►

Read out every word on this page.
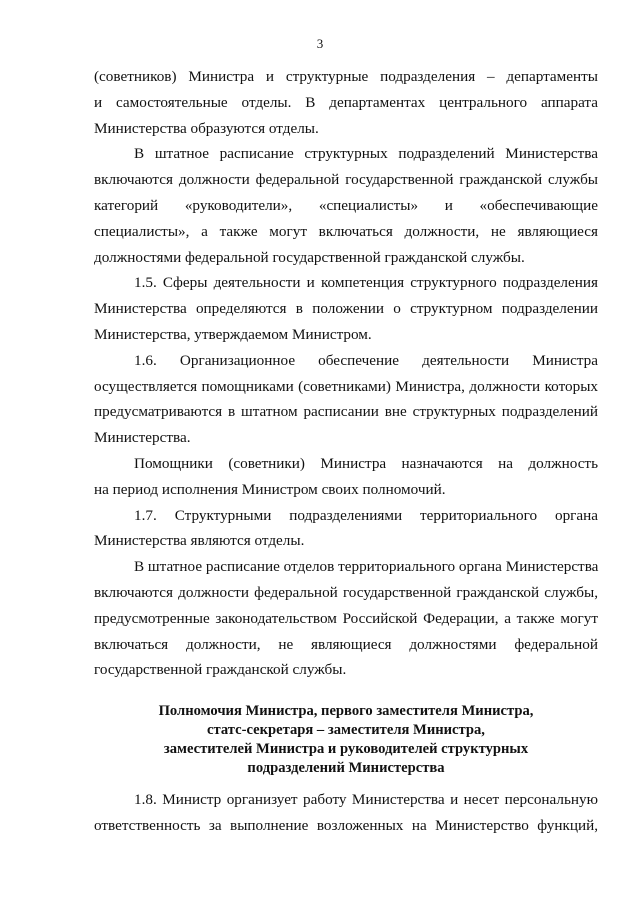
3
(советников) Министра и структурные подразделения – департаменты
и самостоятельные отделы. В департаментах центрального аппарата
Министерства образуются отделы.
В штатное расписание структурных подразделений Министерства
включаются должности федеральной государственной гражданской службы
категорий «руководители», «специалисты» и «обеспечивающие
специалисты», а также могут включаться должности, не являющиеся
должностями федеральной государственной гражданской службы.
1.5. Сферы деятельности и компетенция структурного подразделения
Министерства определяются в положении о структурном подразделении
Министерства, утверждаемом Министром.
1.6. Организационное обеспечение деятельности Министра
осуществляется помощниками (советниками) Министра, должности которых
предусматриваются в штатном расписании вне структурных подразделений
Министерства.
Помощники (советники) Министра назначаются на должность
на период исполнения Министром своих полномочий.
1.7. Структурными подразделениями территориального органа
Министерства являются отделы.
В штатное расписание отделов территориального органа Министерства
включаются должности федеральной государственной гражданской службы,
предусмотренные законодательством Российской Федерации, а также могут
включаться должности, не являющиеся должностями федеральной
государственной гражданской службы.
Полномочия Министра, первого заместителя Министра,
статс-секретаря – заместителя Министра,
заместителей Министра и руководителей структурных
подразделений Министерства
1.8. Министр организует работу Министерства и несет персональную
ответственность за выполнение возложенных на Министерство функций,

◄

**Your task**:
Look through the entries above; copy every line holding the string "гражданской".

**Written reply**:
включаются должности федеральной государственной гражданской службы
должностями федеральной государственной гражданской службы.
включаются должности федеральной государственной гражданской службы,
государственной гражданской службы.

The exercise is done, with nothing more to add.